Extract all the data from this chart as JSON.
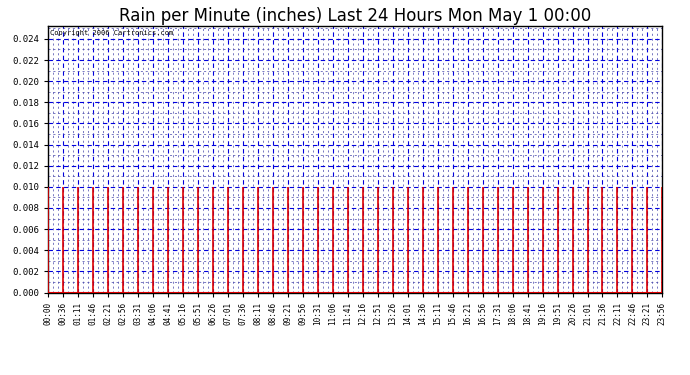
{
  "title": "Rain per Minute (inches) Last 24 Hours Mon May 1 00:00",
  "copyright_text": "Copyright 2006 Cartronics.com",
  "ylim": [
    0.0,
    0.0252
  ],
  "yticks": [
    0.0,
    0.002,
    0.004,
    0.006,
    0.008,
    0.01,
    0.012,
    0.014,
    0.016,
    0.018,
    0.02,
    0.022,
    0.024
  ],
  "bar_value": 0.01,
  "bar_color": "#dd0000",
  "grid_major_color": "#0000dd",
  "grid_minor_color": "#4444aa",
  "bg_color": "#ffffff",
  "title_fontsize": 12,
  "xlabel_fontsize": 5.5,
  "ylabel_fontsize": 6.5,
  "total_minutes": 1440,
  "n_bars": 42,
  "xtick_labels": [
    "00:00",
    "00:36",
    "01:11",
    "01:46",
    "02:21",
    "02:56",
    "03:31",
    "04:06",
    "04:41",
    "05:16",
    "05:51",
    "06:26",
    "07:01",
    "07:36",
    "08:11",
    "08:46",
    "09:21",
    "09:56",
    "10:31",
    "11:06",
    "11:41",
    "12:16",
    "12:51",
    "13:26",
    "14:01",
    "14:36",
    "15:11",
    "15:46",
    "16:21",
    "16:56",
    "17:31",
    "18:06",
    "18:41",
    "19:16",
    "19:51",
    "20:26",
    "21:01",
    "21:36",
    "22:11",
    "22:46",
    "23:21",
    "23:56"
  ],
  "bottom_line_color": "#dd0000",
  "spine_color": "#000000",
  "bar_linewidth": 1.2
}
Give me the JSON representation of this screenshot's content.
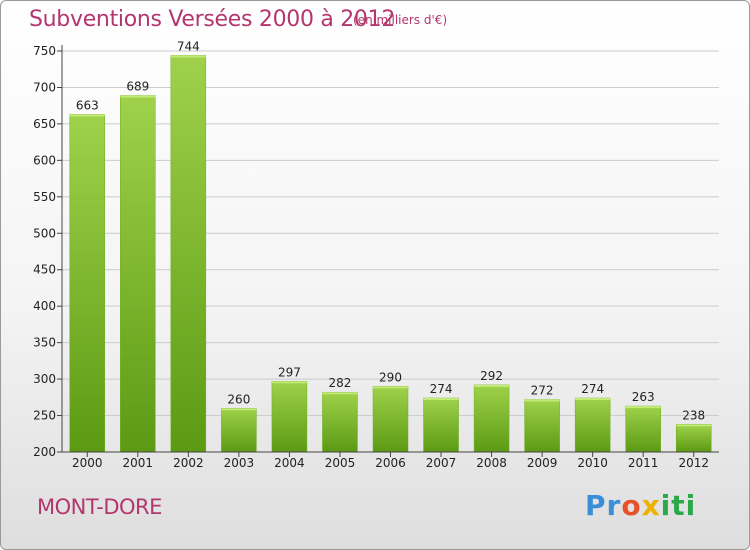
{
  "title": "Subventions Versées 2000 à 2012",
  "subtitle": "(en milliers d'€)",
  "city": "MONT-DORE",
  "logo": {
    "text": "Proxiti",
    "letters": [
      "Pr",
      "o",
      "x",
      "iti"
    ]
  },
  "colors": {
    "title": "#b3366e",
    "bar_top": "#9fd24a",
    "bar_bottom": "#5c9a14",
    "grid": "#cccccc"
  },
  "chart_data": {
    "type": "bar",
    "title": "Subventions Versées 2000 à 2012",
    "subtitle": "(en milliers d'€)",
    "categories": [
      "2000",
      "2001",
      "2002",
      "2003",
      "2004",
      "2005",
      "2006",
      "2007",
      "2008",
      "2009",
      "2010",
      "2011",
      "2012"
    ],
    "values": [
      663,
      689,
      744,
      260,
      297,
      282,
      290,
      274,
      292,
      272,
      274,
      263,
      238
    ],
    "ylim": [
      200,
      750
    ],
    "yticks": [
      200,
      250,
      300,
      350,
      400,
      450,
      500,
      550,
      600,
      650,
      700,
      750
    ],
    "grid": true
  }
}
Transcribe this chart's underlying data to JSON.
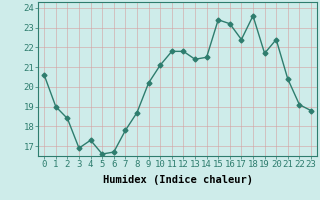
{
  "title": "",
  "xlabel": "Humidex (Indice chaleur)",
  "ylabel": "",
  "x_values": [
    0,
    1,
    2,
    3,
    4,
    5,
    6,
    7,
    8,
    9,
    10,
    11,
    12,
    13,
    14,
    15,
    16,
    17,
    18,
    19,
    20,
    21,
    22,
    23
  ],
  "y_values": [
    20.6,
    19.0,
    18.4,
    16.9,
    17.3,
    16.6,
    16.7,
    17.8,
    18.7,
    20.2,
    21.1,
    21.8,
    21.8,
    21.4,
    21.5,
    23.4,
    23.2,
    22.4,
    23.6,
    21.7,
    22.4,
    20.4,
    19.1,
    18.8
  ],
  "line_color": "#2e7d6e",
  "marker": "D",
  "marker_size": 2.5,
  "bg_color": "#ceecea",
  "grid_color": "#b8d8d5",
  "axis_label_fontsize": 7.5,
  "tick_fontsize": 6.5,
  "ylim": [
    16.5,
    24.3
  ],
  "yticks": [
    17,
    18,
    19,
    20,
    21,
    22,
    23,
    24
  ],
  "line_width": 1.0
}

● ● ● ● ●

- Task directions: Each line from the one that contains "Transcribe this chart's" through the end of the records should be restated exactly; include both end lines and leave any pictures out.

- Finished task:
Transcribe this chart's underlying data to JSON.
{
  "title": "",
  "xlabel": "Humidex (Indice chaleur)",
  "ylabel": "",
  "x_values": [
    0,
    1,
    2,
    3,
    4,
    5,
    6,
    7,
    8,
    9,
    10,
    11,
    12,
    13,
    14,
    15,
    16,
    17,
    18,
    19,
    20,
    21,
    22,
    23
  ],
  "y_values": [
    20.6,
    19.0,
    18.4,
    16.9,
    17.3,
    16.6,
    16.7,
    17.8,
    18.7,
    20.2,
    21.1,
    21.8,
    21.8,
    21.4,
    21.5,
    23.4,
    23.2,
    22.4,
    23.6,
    21.7,
    22.4,
    20.4,
    19.1,
    18.8
  ],
  "line_color": "#2e7d6e",
  "marker": "D",
  "marker_size": 2.5,
  "bg_color": "#ceecea",
  "grid_color": "#b8d8d5",
  "axis_label_fontsize": 7.5,
  "tick_fontsize": 6.5,
  "ylim": [
    16.5,
    24.3
  ],
  "yticks": [
    17,
    18,
    19,
    20,
    21,
    22,
    23,
    24
  ],
  "line_width": 1.0
}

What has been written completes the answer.